Look for the string "新高考I" in the lines and copy each line that has it.

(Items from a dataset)

>>

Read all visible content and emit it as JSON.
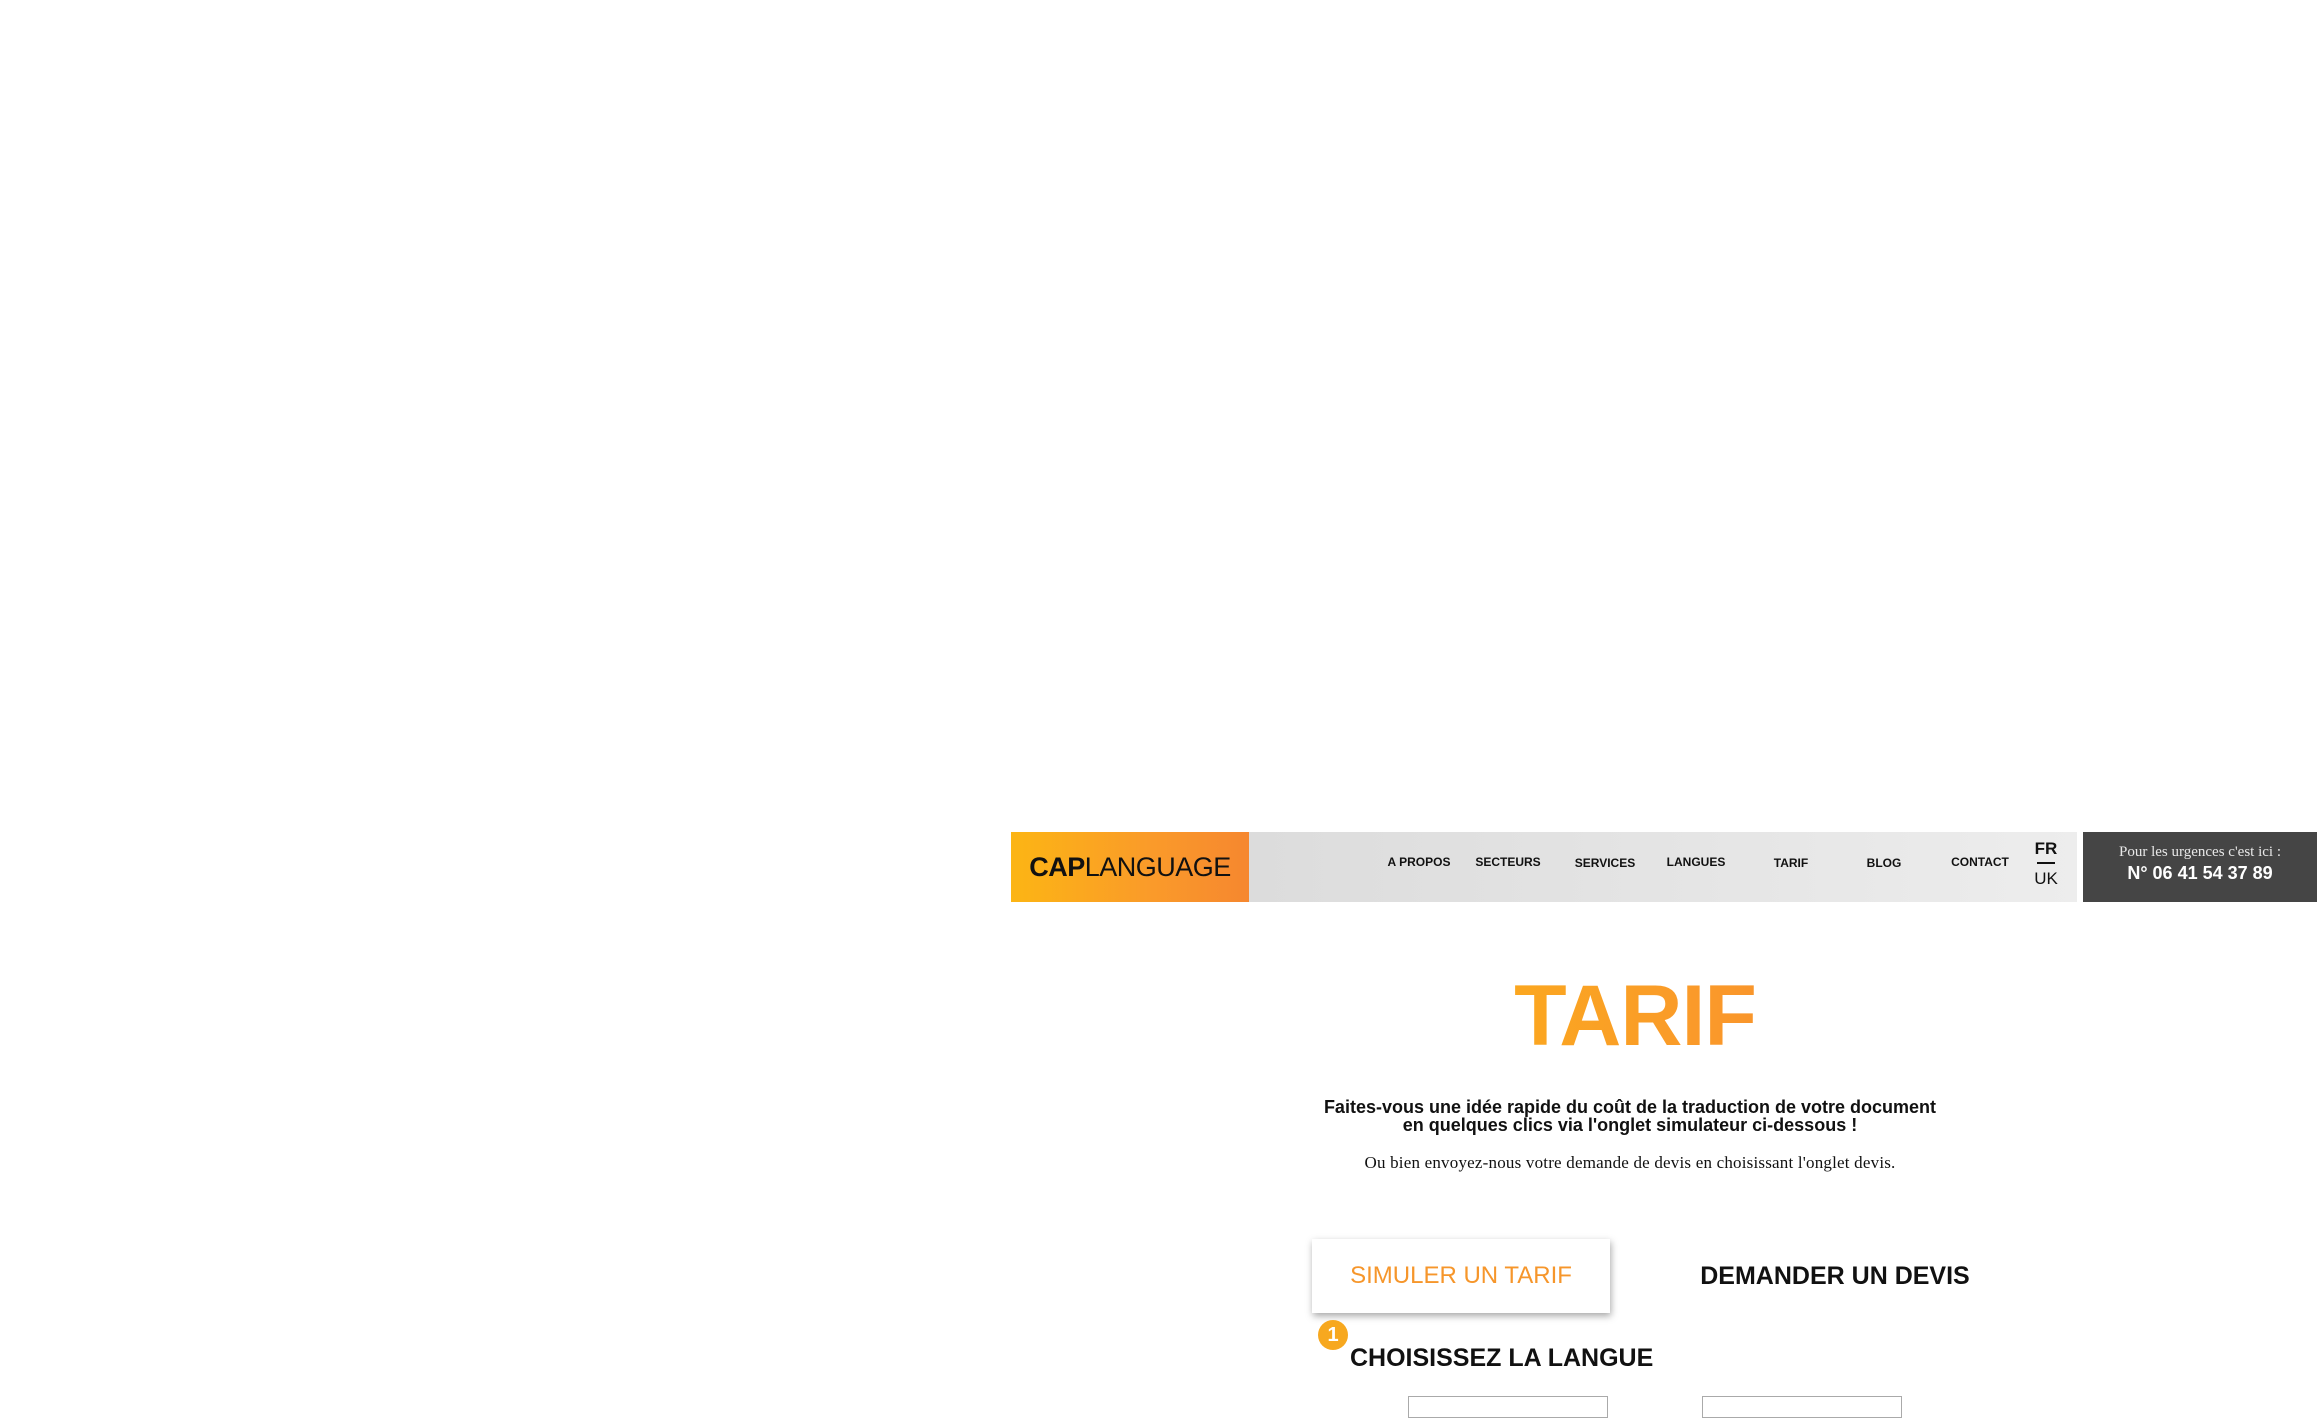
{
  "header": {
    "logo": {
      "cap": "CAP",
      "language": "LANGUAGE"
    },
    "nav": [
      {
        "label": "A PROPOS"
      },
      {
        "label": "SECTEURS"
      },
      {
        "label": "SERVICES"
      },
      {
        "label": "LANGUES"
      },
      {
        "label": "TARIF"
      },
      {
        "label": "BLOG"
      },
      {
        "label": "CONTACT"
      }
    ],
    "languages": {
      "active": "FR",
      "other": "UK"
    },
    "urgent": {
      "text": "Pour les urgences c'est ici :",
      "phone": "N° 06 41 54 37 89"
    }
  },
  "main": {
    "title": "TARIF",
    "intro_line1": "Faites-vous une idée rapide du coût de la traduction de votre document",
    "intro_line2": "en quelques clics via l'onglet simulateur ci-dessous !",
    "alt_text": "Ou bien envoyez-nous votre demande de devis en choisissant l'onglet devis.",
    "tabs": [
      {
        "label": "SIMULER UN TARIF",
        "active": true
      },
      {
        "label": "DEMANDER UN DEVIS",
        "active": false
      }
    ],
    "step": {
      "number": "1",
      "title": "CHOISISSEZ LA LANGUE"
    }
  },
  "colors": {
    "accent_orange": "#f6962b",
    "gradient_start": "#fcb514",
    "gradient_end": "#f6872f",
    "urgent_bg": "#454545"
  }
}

<<
>>

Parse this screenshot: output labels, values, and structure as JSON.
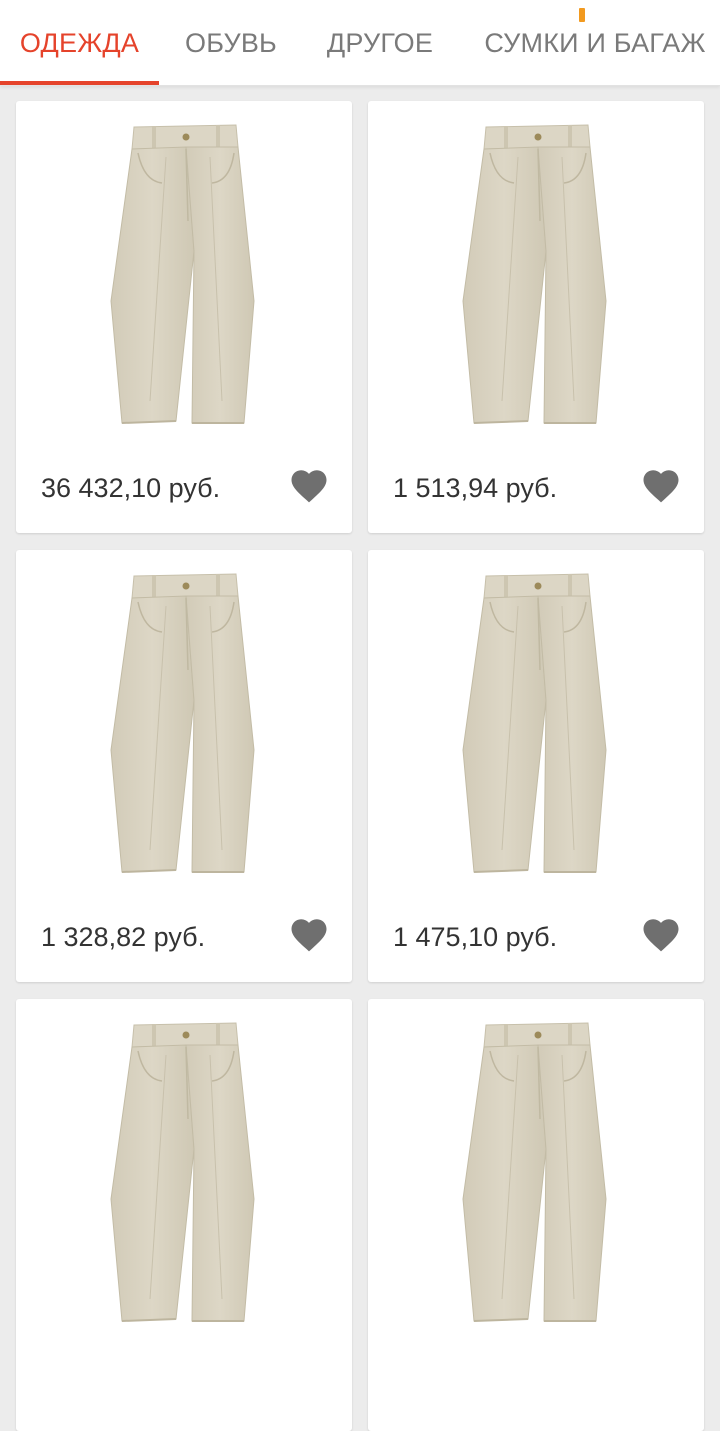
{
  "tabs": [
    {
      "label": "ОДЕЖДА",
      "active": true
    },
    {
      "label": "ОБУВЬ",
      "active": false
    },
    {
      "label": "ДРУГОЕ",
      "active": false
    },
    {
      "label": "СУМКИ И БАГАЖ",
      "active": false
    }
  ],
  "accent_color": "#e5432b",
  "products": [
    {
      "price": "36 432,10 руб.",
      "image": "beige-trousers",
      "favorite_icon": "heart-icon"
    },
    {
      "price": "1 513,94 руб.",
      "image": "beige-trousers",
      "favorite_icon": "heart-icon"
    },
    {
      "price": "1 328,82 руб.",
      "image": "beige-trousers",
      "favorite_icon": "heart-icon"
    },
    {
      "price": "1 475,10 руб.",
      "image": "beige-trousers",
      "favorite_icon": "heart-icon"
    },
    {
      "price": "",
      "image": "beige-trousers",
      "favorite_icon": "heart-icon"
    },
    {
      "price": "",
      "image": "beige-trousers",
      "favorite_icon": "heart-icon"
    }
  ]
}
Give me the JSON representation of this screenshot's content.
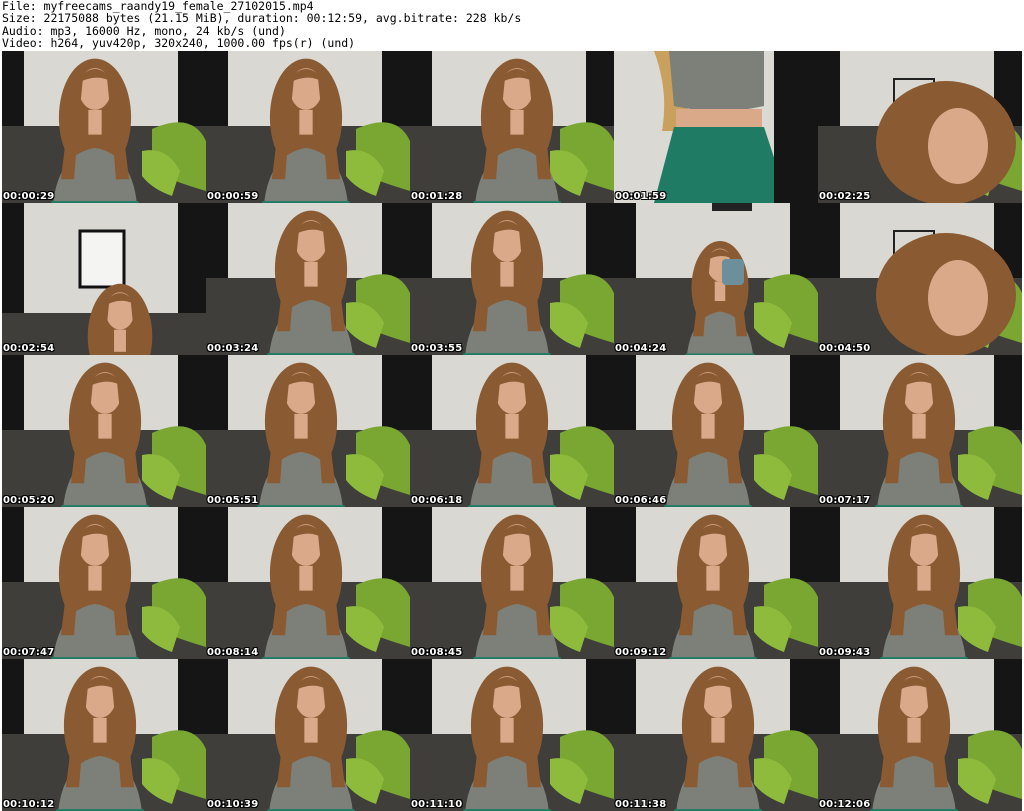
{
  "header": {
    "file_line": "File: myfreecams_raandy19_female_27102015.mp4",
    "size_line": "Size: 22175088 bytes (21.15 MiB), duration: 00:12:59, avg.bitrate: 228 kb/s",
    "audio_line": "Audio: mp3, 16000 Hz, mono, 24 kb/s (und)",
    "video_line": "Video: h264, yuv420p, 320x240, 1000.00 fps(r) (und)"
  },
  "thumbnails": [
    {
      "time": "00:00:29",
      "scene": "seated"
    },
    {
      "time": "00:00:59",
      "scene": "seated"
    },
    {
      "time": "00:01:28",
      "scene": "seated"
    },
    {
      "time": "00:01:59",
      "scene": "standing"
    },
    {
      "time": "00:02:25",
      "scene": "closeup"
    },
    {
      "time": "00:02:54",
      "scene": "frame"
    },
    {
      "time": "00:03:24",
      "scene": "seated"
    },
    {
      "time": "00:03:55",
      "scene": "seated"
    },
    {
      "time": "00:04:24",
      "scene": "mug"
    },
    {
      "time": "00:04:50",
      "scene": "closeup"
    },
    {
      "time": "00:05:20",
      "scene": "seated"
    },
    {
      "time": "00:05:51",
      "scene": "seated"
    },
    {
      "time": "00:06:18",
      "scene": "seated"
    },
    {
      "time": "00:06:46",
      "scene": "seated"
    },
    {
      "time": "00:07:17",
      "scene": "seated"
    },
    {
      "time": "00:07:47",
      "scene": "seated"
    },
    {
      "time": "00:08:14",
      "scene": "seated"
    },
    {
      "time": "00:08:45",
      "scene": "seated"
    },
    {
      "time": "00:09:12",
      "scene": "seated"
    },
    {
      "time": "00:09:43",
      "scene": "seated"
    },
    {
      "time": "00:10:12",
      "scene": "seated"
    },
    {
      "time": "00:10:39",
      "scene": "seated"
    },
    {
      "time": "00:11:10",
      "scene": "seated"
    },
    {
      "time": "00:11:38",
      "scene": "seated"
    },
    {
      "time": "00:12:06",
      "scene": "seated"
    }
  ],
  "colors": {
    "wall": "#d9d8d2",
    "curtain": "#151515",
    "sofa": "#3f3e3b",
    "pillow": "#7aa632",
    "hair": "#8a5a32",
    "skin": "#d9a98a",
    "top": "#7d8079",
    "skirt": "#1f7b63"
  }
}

<<
>>

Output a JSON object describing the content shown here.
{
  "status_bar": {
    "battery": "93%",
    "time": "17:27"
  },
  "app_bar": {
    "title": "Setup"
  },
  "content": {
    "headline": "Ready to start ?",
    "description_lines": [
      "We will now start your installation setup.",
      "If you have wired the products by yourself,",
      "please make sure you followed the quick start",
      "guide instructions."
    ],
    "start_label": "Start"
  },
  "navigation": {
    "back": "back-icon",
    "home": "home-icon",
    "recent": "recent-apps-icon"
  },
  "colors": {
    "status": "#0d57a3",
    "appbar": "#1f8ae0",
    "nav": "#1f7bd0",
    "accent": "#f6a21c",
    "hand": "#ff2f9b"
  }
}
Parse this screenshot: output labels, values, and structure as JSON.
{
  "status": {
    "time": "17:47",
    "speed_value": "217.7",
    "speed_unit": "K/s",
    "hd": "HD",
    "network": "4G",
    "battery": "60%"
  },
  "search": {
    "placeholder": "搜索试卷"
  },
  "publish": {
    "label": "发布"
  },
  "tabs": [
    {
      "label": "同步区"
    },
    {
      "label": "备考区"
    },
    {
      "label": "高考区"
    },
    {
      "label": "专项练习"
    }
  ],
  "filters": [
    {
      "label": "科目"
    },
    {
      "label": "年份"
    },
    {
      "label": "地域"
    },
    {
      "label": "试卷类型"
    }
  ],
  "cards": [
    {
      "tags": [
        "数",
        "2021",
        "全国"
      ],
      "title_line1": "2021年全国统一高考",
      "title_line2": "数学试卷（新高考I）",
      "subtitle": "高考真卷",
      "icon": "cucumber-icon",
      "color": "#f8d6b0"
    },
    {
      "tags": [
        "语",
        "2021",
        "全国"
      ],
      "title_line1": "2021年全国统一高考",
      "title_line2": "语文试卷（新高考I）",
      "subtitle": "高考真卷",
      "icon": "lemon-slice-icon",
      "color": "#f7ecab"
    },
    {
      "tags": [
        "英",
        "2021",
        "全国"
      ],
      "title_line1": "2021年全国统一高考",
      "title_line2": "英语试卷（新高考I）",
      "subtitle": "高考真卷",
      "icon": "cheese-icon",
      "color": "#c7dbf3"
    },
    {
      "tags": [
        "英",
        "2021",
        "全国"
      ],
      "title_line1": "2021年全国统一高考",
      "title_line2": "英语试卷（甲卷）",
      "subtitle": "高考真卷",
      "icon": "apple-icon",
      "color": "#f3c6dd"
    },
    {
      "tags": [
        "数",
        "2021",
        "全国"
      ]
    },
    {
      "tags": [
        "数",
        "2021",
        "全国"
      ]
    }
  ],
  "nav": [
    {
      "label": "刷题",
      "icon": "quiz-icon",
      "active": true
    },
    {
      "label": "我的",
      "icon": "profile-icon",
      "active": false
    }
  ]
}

<<

| COMPLETED TASK |
      "title_line2": "数学试卷（新高考I）",
      "title_line2": "语文试卷（新高考I）",
      "title_line2": "英语试卷（新高考I）",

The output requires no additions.